# PROBLEM STATEMENT
Rewrite every one of the records below, changing each "data-label" to "value-label" and keeping everything else the same. Omit the pictures from your output.

Spatial annotation entries:
☆ ☆ ☆ ☆

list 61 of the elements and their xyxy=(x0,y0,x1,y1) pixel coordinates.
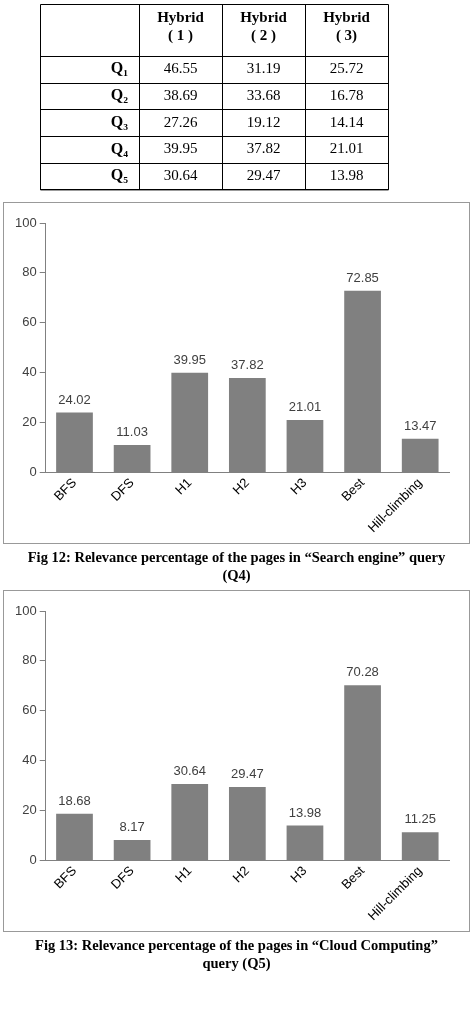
data-label: 21.01 xyxy=(288,399,322,415)
y-tick-label: Q₅ xyxy=(110,166,129,184)
data-label: 70.28 xyxy=(346,664,379,680)
y-tick-label: 20 xyxy=(22,802,37,818)
data-label: 13.47 xyxy=(403,417,437,433)
data-label: 39.95 xyxy=(173,351,206,367)
y-tick-label: 60 xyxy=(22,314,37,330)
x-tick-label: Hybrid ( 2 ) xyxy=(240,8,288,44)
x-tick-label: H1 xyxy=(172,474,195,498)
data-label: 72.85 xyxy=(346,269,379,285)
data-label: 8.17 xyxy=(119,819,145,835)
y-tick-label: Q₂ xyxy=(110,86,129,104)
data-label: 30.64 xyxy=(163,167,198,183)
y-tick-label: 100 xyxy=(14,214,37,230)
x-tick-label: H1 xyxy=(172,863,195,886)
data-label: 14.14 xyxy=(329,113,364,130)
data-label: 30.64 xyxy=(173,763,206,779)
data-label: 13.98 xyxy=(329,167,364,183)
data-label: 38.69 xyxy=(163,86,198,103)
y-tick-label: 0 xyxy=(29,852,37,868)
y-tick-label: Q₄ xyxy=(110,139,129,157)
x-tick-label: Hybrid ( 1 ) xyxy=(157,8,205,44)
y-tick-label: 20 xyxy=(22,414,37,430)
y-tick-label: Q₃ xyxy=(110,112,129,130)
data-label: 27.26 xyxy=(163,113,198,130)
data-label: 37.82 xyxy=(246,140,281,157)
text: Fig 12: Relevance percentage of the pages in “Search engine” query (Q4) xyxy=(26,548,447,585)
data-label: 33.68 xyxy=(246,86,281,103)
data-label: 13.98 xyxy=(288,804,322,820)
data-label: 19.12 xyxy=(246,113,281,130)
x-tick-label: H2 xyxy=(229,474,252,498)
y-tick-label: 40 xyxy=(22,752,37,768)
data-label: 11.25 xyxy=(404,811,436,827)
data-label: 29.47 xyxy=(231,766,264,782)
data-label: 21.01 xyxy=(329,140,364,157)
x-tick-label: Best xyxy=(338,862,368,893)
y-tick-label: 80 xyxy=(22,264,37,280)
y-tick-label: 80 xyxy=(22,652,37,668)
y-tick-label: 0 xyxy=(29,464,37,479)
y-tick-label: 60 xyxy=(22,702,37,718)
data-label: 24.02 xyxy=(58,391,91,407)
y-tick-label: 100 xyxy=(14,602,37,618)
text: Fig 13: Relevance percentage of the pages in “Cloud Computing” query (Q5) xyxy=(34,936,439,973)
x-tick-label: Best xyxy=(338,474,368,504)
x-tick-label: H2 xyxy=(229,863,252,886)
data-label: 16.78 xyxy=(329,86,364,103)
x-tick-label: Hybrid ( 3) xyxy=(323,8,371,44)
x-tick-label: BFS xyxy=(50,474,80,504)
x-tick-label: H3 xyxy=(287,474,310,498)
y-tick-label: 40 xyxy=(22,364,37,380)
data-label: 31.19 xyxy=(246,60,281,77)
data-label: 39.95 xyxy=(163,140,198,157)
x-tick-label: H3 xyxy=(287,863,310,886)
x-tick-label: BFS xyxy=(50,863,80,892)
y-tick-label: Q₁ xyxy=(110,59,129,77)
data-label: 25.72 xyxy=(329,60,364,77)
data-label: 29.47 xyxy=(246,167,281,183)
data-label: 18.68 xyxy=(58,793,91,809)
data-label: 46.55 xyxy=(163,60,198,77)
data-label: 11.03 xyxy=(116,423,148,439)
data-label: 37.82 xyxy=(231,357,264,373)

☆ ☆ ☆ ☆

# SOLVED EXERCISE
list 61 of the elements and their xyxy=(x0,y0,x1,y1) pixel coordinates.
value-label: 21.01 xyxy=(288,399,322,415)
y-tick-label: Q₅ xyxy=(110,166,129,184)
value-label: 70.28 xyxy=(346,664,379,680)
y-tick-label: 20 xyxy=(22,802,37,818)
value-label: 13.47 xyxy=(403,417,437,433)
value-label: 39.95 xyxy=(173,351,206,367)
y-tick-label: 60 xyxy=(22,314,37,330)
x-tick-label: Hybrid ( 2 ) xyxy=(240,8,288,44)
x-tick-label: H1 xyxy=(172,474,195,498)
value-label: 72.85 xyxy=(346,269,379,285)
value-label: 8.17 xyxy=(119,819,145,835)
y-tick-label: Q₂ xyxy=(110,86,129,104)
value-label: 30.64 xyxy=(163,167,198,183)
y-tick-label: 100 xyxy=(14,214,37,230)
x-tick-label: H1 xyxy=(172,863,195,886)
value-label: 14.14 xyxy=(329,113,364,130)
value-label: 30.64 xyxy=(173,763,206,779)
value-label: 13.98 xyxy=(329,167,364,183)
value-label: 38.69 xyxy=(163,86,198,103)
y-tick-label: 0 xyxy=(29,852,37,868)
y-tick-label: Q₄ xyxy=(110,139,129,157)
x-tick-label: Hybrid ( 1 ) xyxy=(157,8,205,44)
y-tick-label: 20 xyxy=(22,414,37,430)
y-tick-label: Q₃ xyxy=(110,112,129,130)
value-label: 27.26 xyxy=(163,113,198,130)
value-label: 37.82 xyxy=(246,140,281,157)
text: Fig 12: Relevance percentage of the pages in “Search engine” query (Q4) xyxy=(26,548,447,585)
value-label: 33.68 xyxy=(246,86,281,103)
value-label: 13.98 xyxy=(288,804,322,820)
value-label: 19.12 xyxy=(246,113,281,130)
x-tick-label: H2 xyxy=(229,474,252,498)
y-tick-label: 40 xyxy=(22,752,37,768)
value-label: 11.25 xyxy=(404,811,436,827)
value-label: 29.47 xyxy=(231,766,264,782)
value-label: 21.01 xyxy=(329,140,364,157)
x-tick-label: Best xyxy=(338,862,368,893)
y-tick-label: 80 xyxy=(22,264,37,280)
y-tick-label: 80 xyxy=(22,652,37,668)
y-tick-label: 0 xyxy=(29,464,37,479)
y-tick-label: 60 xyxy=(22,702,37,718)
value-label: 24.02 xyxy=(58,391,91,407)
y-tick-label: 100 xyxy=(14,602,37,618)
text: Fig 13: Relevance percentage of the pages in “Cloud Computing” query (Q5) xyxy=(34,936,439,973)
x-tick-label: Best xyxy=(338,474,368,504)
x-tick-label: H2 xyxy=(229,863,252,886)
value-label: 16.78 xyxy=(329,86,364,103)
x-tick-label: Hybrid ( 3) xyxy=(323,8,371,44)
x-tick-label: BFS xyxy=(50,474,80,504)
x-tick-label: H3 xyxy=(287,474,310,498)
y-tick-label: 40 xyxy=(22,364,37,380)
value-label: 31.19 xyxy=(246,60,281,77)
value-label: 39.95 xyxy=(163,140,198,157)
x-tick-label: H3 xyxy=(287,863,310,886)
x-tick-label: BFS xyxy=(50,863,80,892)
y-tick-label: Q₁ xyxy=(110,59,129,77)
value-label: 25.72 xyxy=(329,60,364,77)
value-label: 29.47 xyxy=(246,167,281,183)
value-label: 18.68 xyxy=(58,793,91,809)
value-label: 46.55 xyxy=(163,60,198,77)
value-label: 11.03 xyxy=(116,423,148,439)
value-label: 37.82 xyxy=(231,357,264,373)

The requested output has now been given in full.